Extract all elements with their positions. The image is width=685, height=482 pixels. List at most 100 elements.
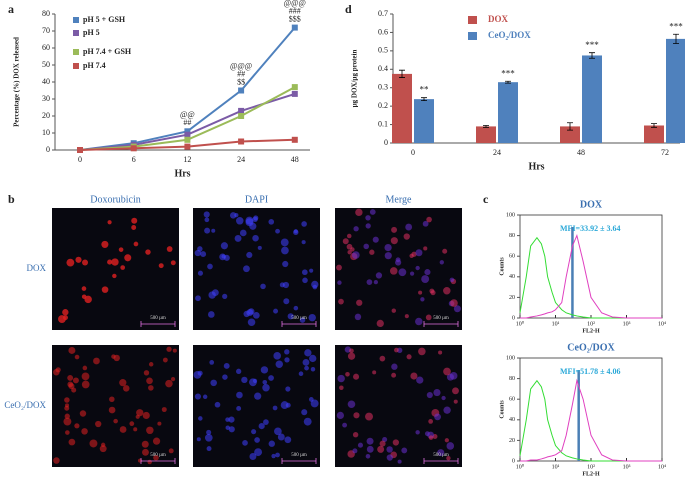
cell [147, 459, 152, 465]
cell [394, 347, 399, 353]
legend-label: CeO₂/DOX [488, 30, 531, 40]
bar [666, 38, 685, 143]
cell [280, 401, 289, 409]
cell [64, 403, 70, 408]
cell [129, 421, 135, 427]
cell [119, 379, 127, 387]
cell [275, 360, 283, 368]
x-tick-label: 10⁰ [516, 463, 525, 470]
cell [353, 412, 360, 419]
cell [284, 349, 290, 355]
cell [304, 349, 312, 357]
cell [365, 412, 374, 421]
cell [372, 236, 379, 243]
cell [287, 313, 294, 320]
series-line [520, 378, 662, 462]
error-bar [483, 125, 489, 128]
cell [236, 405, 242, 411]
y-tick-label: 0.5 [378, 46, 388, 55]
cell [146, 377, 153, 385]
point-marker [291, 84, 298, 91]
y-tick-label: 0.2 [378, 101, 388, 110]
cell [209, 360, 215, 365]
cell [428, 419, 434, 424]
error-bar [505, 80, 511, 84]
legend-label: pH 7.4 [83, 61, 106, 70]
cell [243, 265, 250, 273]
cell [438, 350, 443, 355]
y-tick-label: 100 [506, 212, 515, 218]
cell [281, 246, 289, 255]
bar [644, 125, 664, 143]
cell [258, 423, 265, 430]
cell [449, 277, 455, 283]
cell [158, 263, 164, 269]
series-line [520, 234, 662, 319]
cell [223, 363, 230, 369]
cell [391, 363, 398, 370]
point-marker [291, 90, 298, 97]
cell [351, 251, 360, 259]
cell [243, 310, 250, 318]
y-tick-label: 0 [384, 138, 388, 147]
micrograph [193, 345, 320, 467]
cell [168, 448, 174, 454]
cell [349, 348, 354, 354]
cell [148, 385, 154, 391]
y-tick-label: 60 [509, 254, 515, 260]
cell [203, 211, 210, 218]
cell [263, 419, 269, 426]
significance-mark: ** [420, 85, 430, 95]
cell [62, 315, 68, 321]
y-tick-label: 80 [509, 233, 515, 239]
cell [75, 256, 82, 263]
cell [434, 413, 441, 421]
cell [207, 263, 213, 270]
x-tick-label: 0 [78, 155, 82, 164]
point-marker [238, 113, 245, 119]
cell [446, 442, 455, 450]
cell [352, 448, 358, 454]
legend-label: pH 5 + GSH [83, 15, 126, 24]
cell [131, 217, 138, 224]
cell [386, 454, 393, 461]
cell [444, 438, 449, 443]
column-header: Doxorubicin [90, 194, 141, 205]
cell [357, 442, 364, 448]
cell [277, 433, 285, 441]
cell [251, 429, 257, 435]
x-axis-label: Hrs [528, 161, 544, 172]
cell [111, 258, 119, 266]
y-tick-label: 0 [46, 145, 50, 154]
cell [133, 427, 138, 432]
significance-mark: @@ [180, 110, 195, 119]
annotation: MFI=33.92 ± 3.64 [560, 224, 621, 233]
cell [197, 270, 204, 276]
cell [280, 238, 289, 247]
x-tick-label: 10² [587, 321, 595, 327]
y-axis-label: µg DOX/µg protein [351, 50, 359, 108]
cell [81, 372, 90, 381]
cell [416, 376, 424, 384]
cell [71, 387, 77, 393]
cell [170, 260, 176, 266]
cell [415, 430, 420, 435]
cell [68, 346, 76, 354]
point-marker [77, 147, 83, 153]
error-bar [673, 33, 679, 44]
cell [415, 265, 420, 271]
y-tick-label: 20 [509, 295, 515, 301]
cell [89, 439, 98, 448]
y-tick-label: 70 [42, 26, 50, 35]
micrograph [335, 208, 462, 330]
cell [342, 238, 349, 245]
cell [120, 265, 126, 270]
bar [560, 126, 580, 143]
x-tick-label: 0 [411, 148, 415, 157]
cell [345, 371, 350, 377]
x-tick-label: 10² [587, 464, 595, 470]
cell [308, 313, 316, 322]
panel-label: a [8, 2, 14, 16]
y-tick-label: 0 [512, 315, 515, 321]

--- Problem to solve ---
In your copy of the records above, include no pictures and match every line exactly.

--- Answer for the task ---
Extract all elements with their positions. The image is width=685, height=482 pixels. List at most 100 elements.
cell [147, 459, 152, 465]
cell [394, 347, 399, 353]
legend-label: CeO₂/DOX [488, 30, 531, 40]
bar [666, 38, 685, 143]
cell [280, 401, 289, 409]
cell [64, 403, 70, 408]
cell [129, 421, 135, 427]
cell [119, 379, 127, 387]
cell [275, 360, 283, 368]
x-tick-label: 10⁰ [516, 463, 525, 470]
cell [353, 412, 360, 419]
cell [284, 349, 290, 355]
cell [304, 349, 312, 357]
cell [365, 412, 374, 421]
cell [372, 236, 379, 243]
cell [287, 313, 294, 320]
series-line [520, 378, 662, 462]
error-bar [483, 125, 489, 128]
cell [236, 405, 242, 411]
y-tick-label: 0.5 [378, 46, 388, 55]
cell [146, 377, 153, 385]
point-marker [291, 84, 298, 91]
y-tick-label: 0.2 [378, 101, 388, 110]
cell [209, 360, 215, 365]
cell [428, 419, 434, 424]
error-bar [505, 80, 511, 84]
legend-label: pH 7.4 [83, 61, 106, 70]
cell [243, 265, 250, 273]
cell [438, 350, 443, 355]
y-tick-label: 100 [506, 212, 515, 218]
cell [281, 246, 289, 255]
bar [644, 125, 664, 143]
cell [258, 423, 265, 430]
cell [449, 277, 455, 283]
cell [158, 263, 164, 269]
series-line [520, 234, 662, 319]
cell [223, 363, 230, 369]
cell [391, 363, 398, 370]
point-marker [291, 90, 298, 97]
cell [351, 251, 360, 259]
cell [243, 310, 250, 318]
y-tick-label: 0 [384, 138, 388, 147]
micrograph [193, 345, 320, 467]
cell [168, 448, 174, 454]
cell [349, 348, 354, 354]
cell [148, 385, 154, 391]
y-tick-label: 60 [509, 254, 515, 260]
cell [203, 211, 210, 218]
cell [263, 419, 269, 426]
significance-mark: ** [420, 85, 430, 95]
cell [62, 315, 68, 321]
y-tick-label: 80 [509, 233, 515, 239]
cell [75, 256, 82, 263]
cell [434, 413, 441, 421]
cell [207, 263, 213, 270]
x-tick-label: 0 [78, 155, 82, 164]
point-marker [238, 113, 245, 119]
cell [446, 442, 455, 450]
cell [352, 448, 358, 454]
legend-label: pH 5 + GSH [83, 15, 126, 24]
cell [131, 217, 138, 224]
cell [386, 454, 393, 461]
cell [444, 438, 449, 443]
column-header: Doxorubicin [90, 194, 141, 205]
cell [357, 442, 364, 448]
cell [277, 433, 285, 441]
cell [251, 429, 257, 435]
x-axis-label: Hrs [528, 161, 544, 172]
cell [111, 258, 119, 266]
y-tick-label: 0 [46, 145, 50, 154]
cell [133, 427, 138, 432]
significance-mark: @@ [180, 110, 195, 119]
annotation: MFI=33.92 ± 3.64 [560, 224, 621, 233]
cell [197, 270, 204, 276]
cell [280, 238, 289, 247]
x-tick-label: 10² [587, 321, 595, 327]
y-axis-label: µg DOX/µg protein [351, 50, 359, 108]
cell [81, 372, 90, 381]
cell [416, 376, 424, 384]
cell [71, 387, 77, 393]
cell [170, 260, 176, 266]
cell [415, 430, 420, 435]
cell [68, 346, 76, 354]
point-marker [77, 147, 83, 153]
error-bar [673, 33, 679, 44]
cell [415, 265, 420, 271]
y-tick-label: 20 [509, 295, 515, 301]
cell [89, 439, 98, 448]
y-tick-label: 70 [42, 26, 50, 35]
micrograph [335, 208, 462, 330]
cell [342, 238, 349, 245]
cell [120, 265, 126, 270]
bar [560, 126, 580, 143]
x-tick-label: 0 [411, 148, 415, 157]
cell [345, 371, 350, 377]
x-tick-label: 10² [587, 464, 595, 470]
cell [308, 313, 316, 322]
panel-label: a [8, 2, 14, 16]
y-tick-label: 0 [512, 315, 515, 321]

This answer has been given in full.